§ TEXT:
|---|
I began my research from the evaluation of the function call speed. There are several reasons for this. Firstly, we need to call functions anyways, and functions are called from the loaded dll slowly in comparison with the code in the same module. Secondly, most of existing C#-wrappings over any unmanaged code are implemented in a similar way (for instance, sharpgl, openal-cs). In fact, it is the most obvious and the simplest way to embed the unmanaged code.

Before evaluation, we need to think how to store and evaluate the measurement results. I selected «CSV!» and wrote a simple class for storing data in this format:

    public class CSVReport : IDisposable
    {
        int columnsCount;
        StreamWriter writer;
        public CSVReport(string path, params string[] header)
        {
            columnsCount = header.Length;
            writer = new StreamWriter(path);
            writer.Write(header[0]);
            for (int i = 1; i < header.Length; i++)
                writer.Write("," + header[i]);
            writer.Write("\r\n");
        }

        public void Write(params object[] values)
        {
            if (values.Length != columnsCount)
                throw new ArgumentException("Columns count for row didn't match table columns count");
            writer.Write(values[0].ToString());
            for (int i = 1; i < values.Length; i++)
                writer.Write("," + values[i].ToString());
            writer.Write("\r\n");
        }

        public void Dispose()
        {
            writer.Close();
        }
    }

It can hardly be considered as a functional variant, but it perfectly suits my needs. For testing, I wrote a simple class that can only sum numbers and store the results. Here is how it looks like:

    class Summer
    {
        public int Sum
        {
            get; private set;
        }

        public Summer()
        {
            Sum = 0;
        }

        public void Add(int a)
        {
            Sum += a;
        }

        public void Reset()
        {
            Sum = 0;
        }
    }

But it is a managed variant, and we need an unmanaged one as well. So, I created a template dll project and added a file to it, for instance, api.h with the export definition:

#ifndef _API_H_
#define _API_H_
 
#define EXPORT  __declspec(dllexport)
|---|
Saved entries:
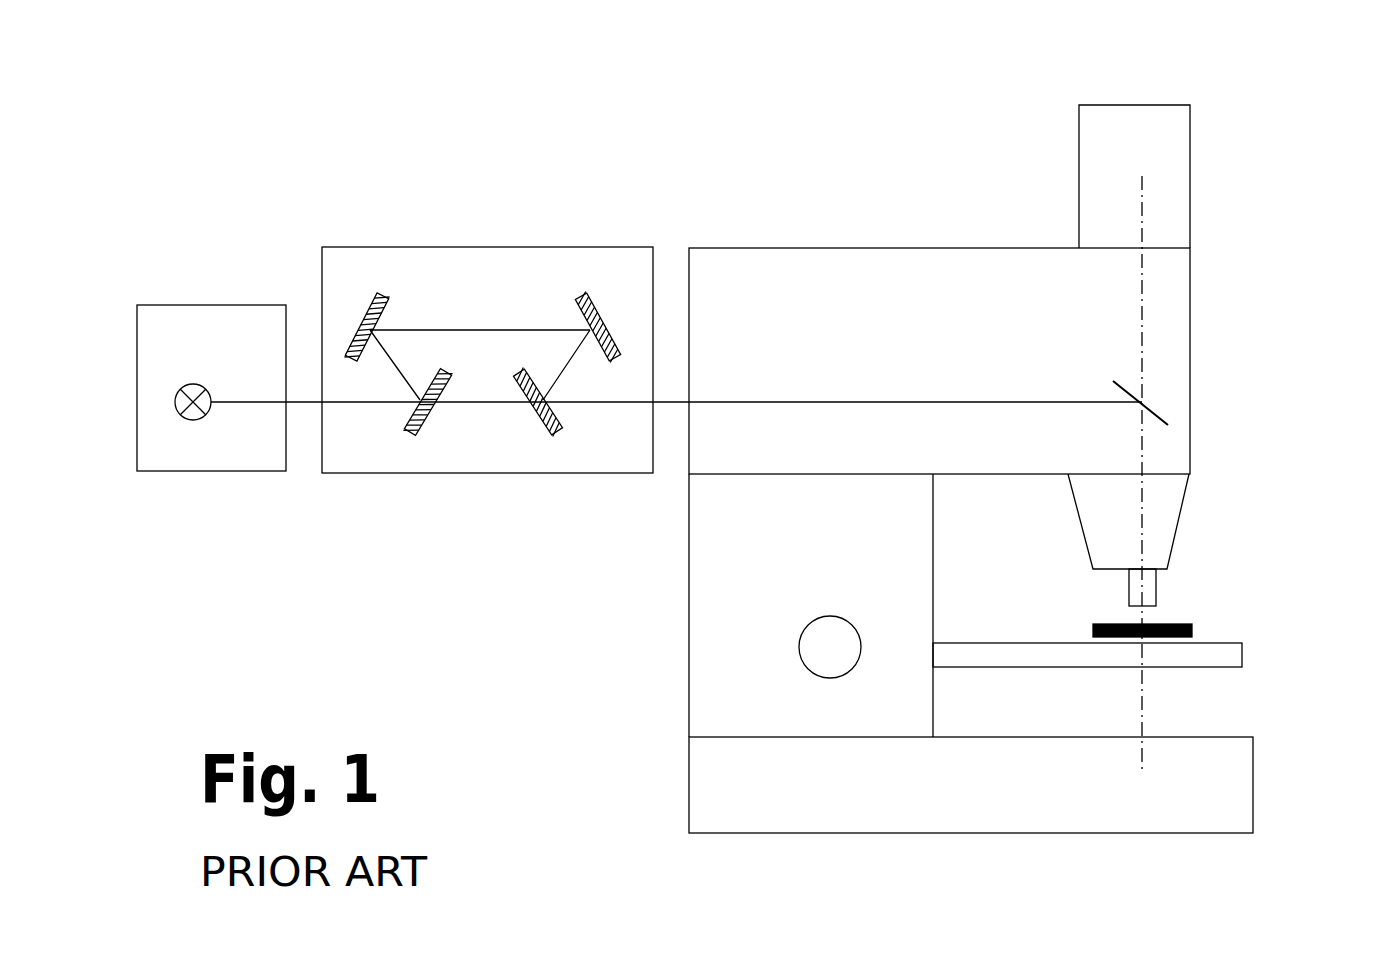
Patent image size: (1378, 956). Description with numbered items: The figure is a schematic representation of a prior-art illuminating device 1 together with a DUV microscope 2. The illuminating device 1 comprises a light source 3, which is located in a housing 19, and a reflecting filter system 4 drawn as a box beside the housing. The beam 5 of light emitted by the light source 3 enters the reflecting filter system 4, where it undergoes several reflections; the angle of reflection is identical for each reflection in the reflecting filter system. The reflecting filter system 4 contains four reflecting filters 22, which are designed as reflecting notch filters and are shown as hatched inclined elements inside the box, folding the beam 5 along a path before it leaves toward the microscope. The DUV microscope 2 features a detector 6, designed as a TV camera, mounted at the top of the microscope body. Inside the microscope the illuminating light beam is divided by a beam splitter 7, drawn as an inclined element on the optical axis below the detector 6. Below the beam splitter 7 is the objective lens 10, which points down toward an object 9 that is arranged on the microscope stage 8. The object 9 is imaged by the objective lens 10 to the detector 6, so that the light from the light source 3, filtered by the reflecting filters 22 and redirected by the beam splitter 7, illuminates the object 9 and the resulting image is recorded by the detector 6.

The illuminating device 1 is at (292, 214).
The DUV microscope 2 is at (883, 213).
The light source 3 is at (194, 420).
The reflecting filter system 4 is at (507, 503).
The beam 5 is at (502, 325).
The detector 6 is at (1111, 227).
The beam splitter 7 is at (1165, 420).
The microscope stage 8 is at (1087, 667).
The object 9 is at (1093, 632).
The objective lens 10 is at (1156, 588).
The housing 19 is at (181, 332).
The reflecting filters 22 is at (382, 293).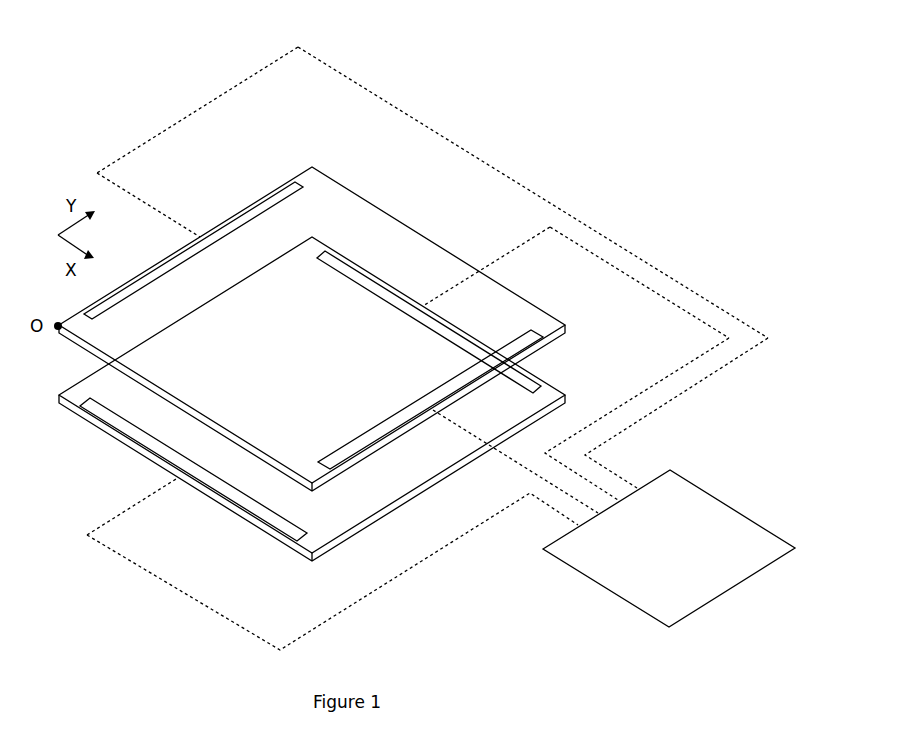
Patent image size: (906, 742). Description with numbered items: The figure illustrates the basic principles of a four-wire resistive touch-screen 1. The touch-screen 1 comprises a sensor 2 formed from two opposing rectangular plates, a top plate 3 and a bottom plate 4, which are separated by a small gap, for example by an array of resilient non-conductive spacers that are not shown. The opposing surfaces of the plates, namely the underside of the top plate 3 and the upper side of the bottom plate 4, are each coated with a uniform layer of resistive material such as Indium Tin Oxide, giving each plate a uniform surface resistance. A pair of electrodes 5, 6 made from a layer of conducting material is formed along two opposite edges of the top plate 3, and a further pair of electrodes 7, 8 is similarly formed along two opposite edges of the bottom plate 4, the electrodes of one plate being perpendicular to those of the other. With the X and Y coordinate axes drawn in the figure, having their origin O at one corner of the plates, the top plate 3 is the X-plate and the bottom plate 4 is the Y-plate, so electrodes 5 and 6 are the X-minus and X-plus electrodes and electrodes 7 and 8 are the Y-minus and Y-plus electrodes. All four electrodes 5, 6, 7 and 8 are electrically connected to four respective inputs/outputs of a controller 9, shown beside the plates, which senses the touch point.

The touch-screen 1 is at (496, 141).
The sensor 2 is at (400, 220).
The top plate 3 is at (530, 301).
The bottom plate 4 is at (78, 383).
The X− electrode 5 is at (258, 198).
The X+ electrode 6 is at (343, 447).
The Y− electrode 7 is at (140, 447).
The Y+ electrode 8 is at (350, 282).
The controller 9 is at (583, 575).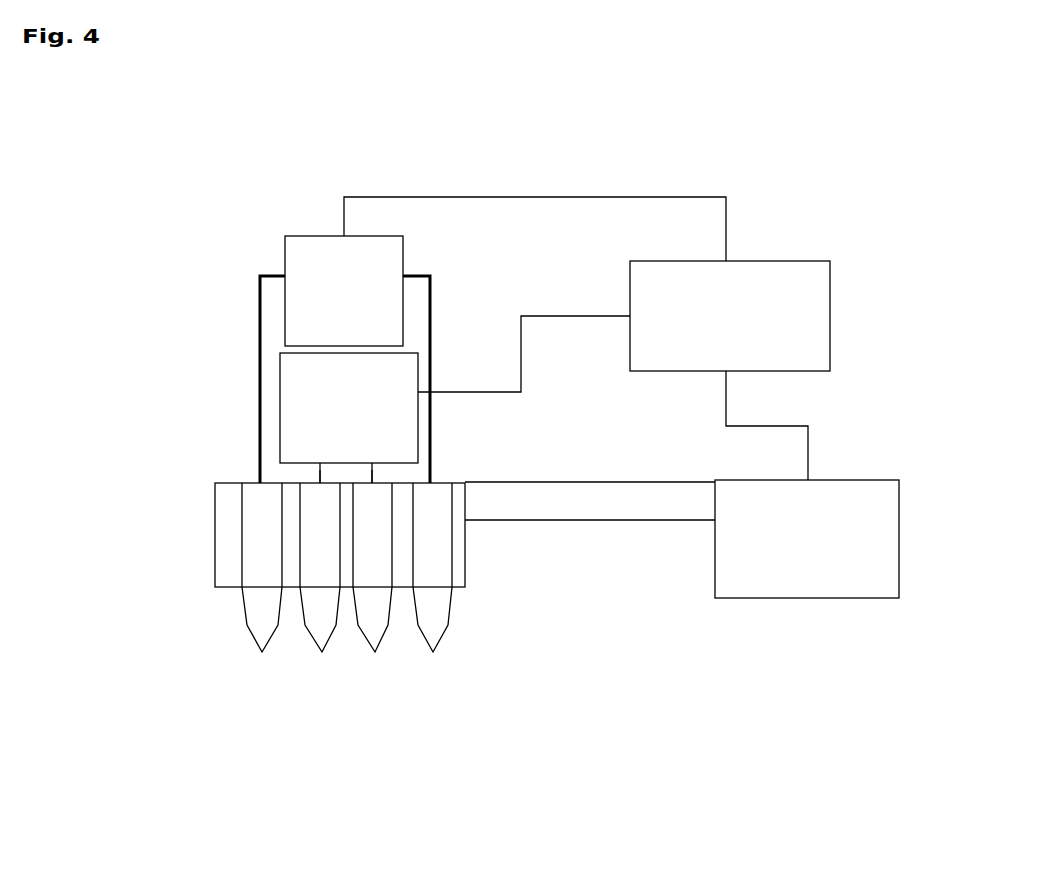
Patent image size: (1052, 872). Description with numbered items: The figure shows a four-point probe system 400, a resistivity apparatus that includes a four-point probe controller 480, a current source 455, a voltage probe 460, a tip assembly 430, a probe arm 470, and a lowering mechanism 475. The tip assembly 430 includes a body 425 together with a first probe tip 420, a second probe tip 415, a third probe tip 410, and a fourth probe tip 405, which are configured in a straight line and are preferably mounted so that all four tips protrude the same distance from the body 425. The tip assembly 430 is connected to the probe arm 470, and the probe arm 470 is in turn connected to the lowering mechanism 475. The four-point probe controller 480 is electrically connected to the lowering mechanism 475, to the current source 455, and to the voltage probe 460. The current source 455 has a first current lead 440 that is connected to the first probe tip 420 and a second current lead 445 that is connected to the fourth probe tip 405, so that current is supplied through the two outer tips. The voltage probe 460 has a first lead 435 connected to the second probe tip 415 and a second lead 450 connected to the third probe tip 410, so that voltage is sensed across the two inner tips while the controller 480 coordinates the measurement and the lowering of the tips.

The four-point probe system 400 is at (500, 497).
The fourth probe tip 405 is at (482, 606).
The third probe tip 410 is at (375, 652).
The second probe tip 415 is at (322, 652).
The first probe tip 420 is at (262, 652).
The body 425 is at (215, 548).
The tip assembly 430 is at (319, 596).
The first lead 435 is at (319, 470).
The first current lead 440 is at (253, 272).
The second current lead 445 is at (426, 275).
The second lead 450 is at (373, 474).
The current source 455 is at (344, 291).
The voltage probe 460 is at (349, 418).
The probe arm 470 is at (590, 501).
The lowering mechanism 475 is at (807, 539).
The four-point probe controller 480 is at (730, 316).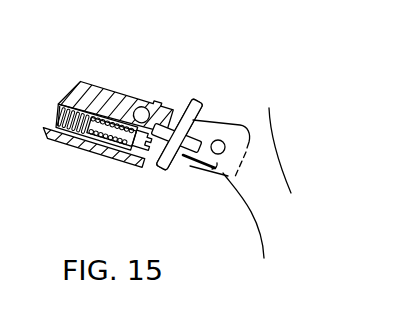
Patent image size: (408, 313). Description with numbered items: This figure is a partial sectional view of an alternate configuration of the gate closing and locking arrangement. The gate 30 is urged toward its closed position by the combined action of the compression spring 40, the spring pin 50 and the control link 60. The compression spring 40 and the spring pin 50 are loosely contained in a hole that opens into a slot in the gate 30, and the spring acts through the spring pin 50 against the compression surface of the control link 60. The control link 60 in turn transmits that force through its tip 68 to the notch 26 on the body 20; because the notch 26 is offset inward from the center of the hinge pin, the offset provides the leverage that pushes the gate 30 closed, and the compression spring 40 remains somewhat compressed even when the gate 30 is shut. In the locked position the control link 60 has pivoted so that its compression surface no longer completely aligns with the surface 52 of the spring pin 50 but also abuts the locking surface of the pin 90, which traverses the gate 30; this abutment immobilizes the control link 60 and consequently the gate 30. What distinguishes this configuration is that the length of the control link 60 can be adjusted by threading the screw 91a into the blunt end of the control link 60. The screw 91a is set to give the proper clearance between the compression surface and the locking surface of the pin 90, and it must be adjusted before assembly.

The body 20 is at (269, 108).
The notch 26 is at (236, 170).
The gate 30 is at (72, 133).
The compression spring 40 is at (98, 107).
The spring pin 50 is at (100, 130).
The surface 52 is at (118, 146).
The control link 60 is at (177, 162).
The tip 68 is at (200, 167).
The pin 90 is at (133, 92).
The screw 91a is at (180, 107).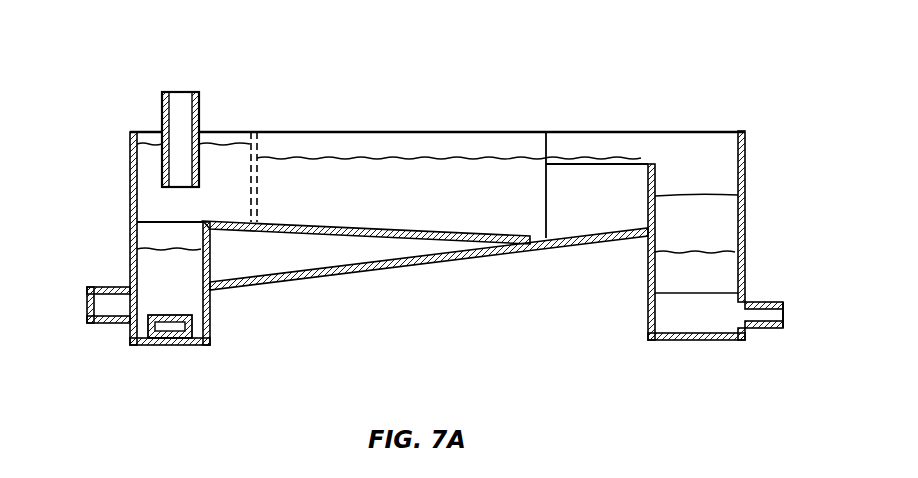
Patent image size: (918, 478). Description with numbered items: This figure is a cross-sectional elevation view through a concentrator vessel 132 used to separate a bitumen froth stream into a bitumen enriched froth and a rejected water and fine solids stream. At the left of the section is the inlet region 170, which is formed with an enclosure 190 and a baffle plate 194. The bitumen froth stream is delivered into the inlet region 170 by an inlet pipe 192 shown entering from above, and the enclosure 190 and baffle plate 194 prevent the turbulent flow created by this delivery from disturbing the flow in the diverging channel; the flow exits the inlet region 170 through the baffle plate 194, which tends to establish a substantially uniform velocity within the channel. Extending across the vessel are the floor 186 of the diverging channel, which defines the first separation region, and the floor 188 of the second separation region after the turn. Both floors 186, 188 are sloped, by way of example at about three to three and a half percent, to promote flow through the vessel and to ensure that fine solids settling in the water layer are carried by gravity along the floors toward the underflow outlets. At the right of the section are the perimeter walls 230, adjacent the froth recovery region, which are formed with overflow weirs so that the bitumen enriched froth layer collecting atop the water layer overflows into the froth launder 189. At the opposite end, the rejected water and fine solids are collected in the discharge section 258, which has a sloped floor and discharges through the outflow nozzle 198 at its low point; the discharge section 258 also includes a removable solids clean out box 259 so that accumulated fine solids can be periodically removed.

The housing 132 is at (411, 122).
The inlet region 170 is at (224, 118).
The enclosure 190 is at (147, 181).
The inlet pipe 192 is at (165, 108).
The baffle plate 194 is at (257, 177).
The froth launder 189 is at (697, 153).
The perimeter walls 230 is at (657, 155).
The outflow nozzle 198 is at (110, 285).
The discharge section 258 is at (170, 297).
The removable solids clean out box 259 is at (173, 325).
The floor of diverging channel 186 is at (407, 238).
The floor of second separation region 188 is at (315, 277).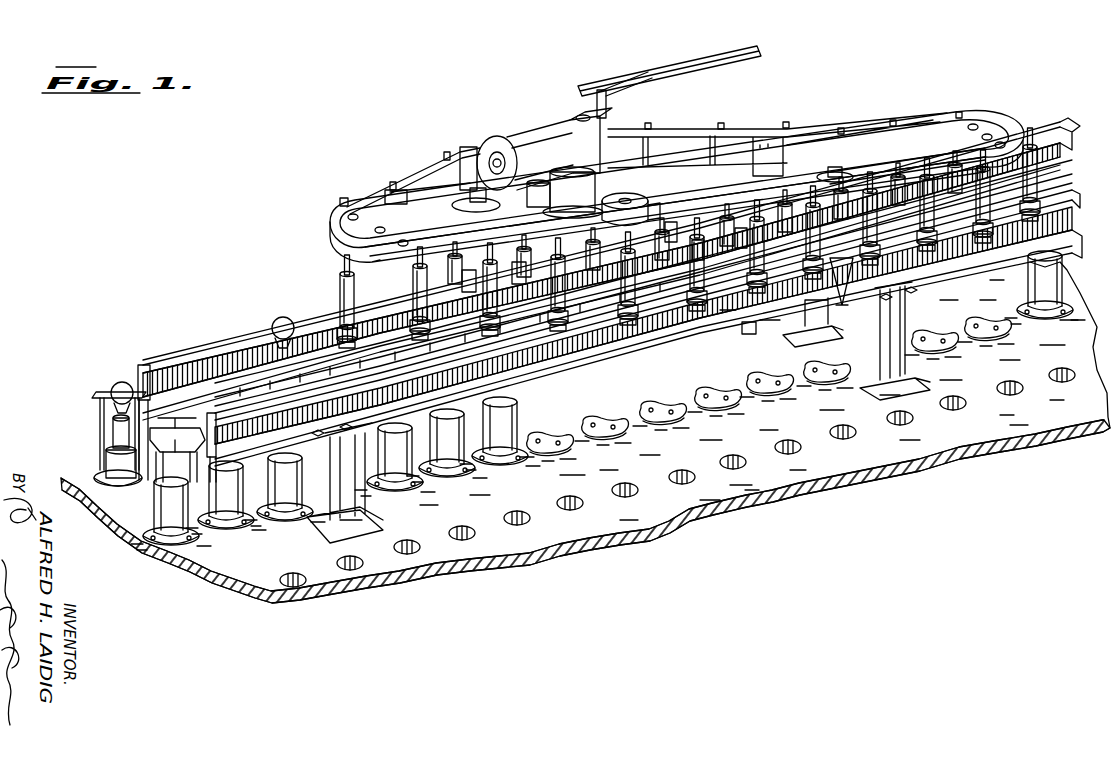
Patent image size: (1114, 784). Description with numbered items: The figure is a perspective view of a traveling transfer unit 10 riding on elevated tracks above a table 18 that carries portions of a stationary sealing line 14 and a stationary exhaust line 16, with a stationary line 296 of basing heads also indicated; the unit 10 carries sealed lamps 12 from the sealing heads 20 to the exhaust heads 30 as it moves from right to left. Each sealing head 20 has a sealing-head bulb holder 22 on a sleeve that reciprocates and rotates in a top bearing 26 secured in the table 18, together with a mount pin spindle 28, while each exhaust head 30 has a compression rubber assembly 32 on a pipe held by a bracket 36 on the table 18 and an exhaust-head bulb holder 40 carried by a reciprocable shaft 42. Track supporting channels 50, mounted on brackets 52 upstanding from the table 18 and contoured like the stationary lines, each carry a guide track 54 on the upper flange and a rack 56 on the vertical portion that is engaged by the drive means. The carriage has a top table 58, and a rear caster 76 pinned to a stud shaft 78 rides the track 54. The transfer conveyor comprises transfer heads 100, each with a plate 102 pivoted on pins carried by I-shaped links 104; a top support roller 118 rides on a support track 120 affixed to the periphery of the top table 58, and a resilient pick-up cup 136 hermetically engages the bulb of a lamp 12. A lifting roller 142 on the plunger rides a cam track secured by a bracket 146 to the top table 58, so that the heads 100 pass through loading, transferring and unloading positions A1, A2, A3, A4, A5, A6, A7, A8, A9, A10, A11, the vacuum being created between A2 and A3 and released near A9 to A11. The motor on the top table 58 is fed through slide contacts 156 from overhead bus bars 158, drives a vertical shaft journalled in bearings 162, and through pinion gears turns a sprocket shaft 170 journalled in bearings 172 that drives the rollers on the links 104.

The transfer unit 10 is at (50, 166).
The sealed lamp 12 is at (275, 320).
The stationary sealing line 14 is at (261, 314).
The stationary exhaust line 16 is at (260, 531).
The table 18 is at (985, 455).
The sealing head 20 is at (88, 421).
The sealing-head bulb holder 22 is at (92, 395).
The top bearing 26 is at (105, 470).
The mount pin spindle 28 is at (112, 432).
The exhaust head 30 is at (1023, 294).
The compression rubber assembly 32 is at (215, 490).
The bracket 36 is at (160, 545).
The exhaust-head bulb holder 40 is at (96, 485).
The shaft 42 is at (143, 514).
The track supporting channel 50 is at (200, 395).
The bracket 52 is at (330, 535).
The guide track 54 is at (250, 348).
The rack 56 is at (170, 372).
The top table 58 is at (920, 145).
The rear caster 76 is at (855, 300).
The stud shaft 78 is at (845, 168).
The transfer head 100 is at (775, 222).
The plate 102 is at (470, 270).
The I-shaped link 104 is at (520, 262).
The top support roller 118 is at (740, 228).
The support track 120 is at (672, 222).
The pick-up cup 136 is at (748, 334).
The lifting roller 142 is at (1025, 127).
The bracket 146 is at (805, 135).
The slide contacts 156 is at (632, 88).
The overhead bus bars 158 is at (761, 50).
The bearings 162 is at (597, 185).
The sprocket shaft 170 is at (626, 199).
The bearings 172 is at (652, 196).
The stationary line of basing heads 296 is at (626, 506).
The loading position A1 is at (402, 181).
The loading position A2 is at (394, 181).
The loading position A3 is at (447, 142).
The transferring position A4 is at (532, 155).
The transferring position A5 is at (581, 114).
The transferring position A6 is at (649, 117).
The transferring position A7 is at (719, 121).
The transferring position A8 is at (785, 114).
The unloading position A9 is at (840, 121).
The unloading position A10 is at (892, 113).
The unloading position A11 is at (964, 103).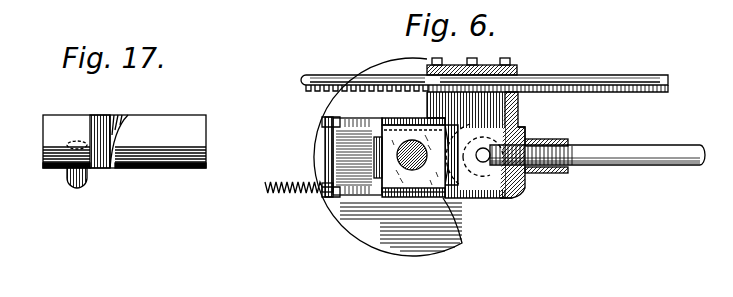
|---|
§ DESCRIPTION OF THE TASK: Copy the function call speed text word for word, from its first sentence through its last line of code.

§ FULL SOLUTION:
I began my research from the evaluation of the function call speed. There are several reasons for this. Firstly, we need to call functions anyways, and functions are called from the loaded dll slowly in comparison with the code in the same module. Secondly, most of existing C#-wrappings over any unmanaged code are implemented in a similar way (for instance, sharpgl, openal-cs). In fact, it is the most obvious and the simplest way to embed the unmanaged code.

Before evaluation, we need to think how to store and evaluate the measurement results. I selected «CSV!» and wrote a simple class for storing data in this format:

    public class CSVReport : IDisposable
    {
        int columnsCount;
        StreamWriter writer;
        public CSVReport(string path, params string[] header)
        {
            columnsCount = header.Length;
            writer = new StreamWriter(path);
            writer.Write(header[0]);
            for (int i = 1; i < header.Length; i++)
                writer.Write("," + header[i]);
            writer.Write("\r\n");
        }

        public void Write(params object[] values)
        {
            if (values.Length != columnsCount)
                throw new ArgumentException("Columns count for row didn't match table columns count");
            writer.Write(values[0].ToString());
            for (int i = 1; i < values.Length; i++)
                writer.Write("," + values[i].ToString());
            writer.Write("\r\n");
        }

        public void Dispose()
        {
            writer.Close();
        }
    }

It can hardly be considered as a functional variant, but it perfectly suits my needs. For testing, I wrote a simple class that can only sum numbers and store the results. Here is how it looks like:

    class Summer
    {
        public int Sum
        {
            get; private set;
        }

        public Summer()
        {
            Sum = 0;
        }

        public void Add(int a)
        {
            Sum += a;
        }

        public void Reset()
        {
            Sum = 0;
        }
    }

But it is a managed variant, and we need an unmanaged one as well. So, I created a template dll project and added a file to it, for instance, api.h with the export definition:

#ifndef _API_H_
#define _API_H_
 
#define EXPORT  __declspec(dllexport)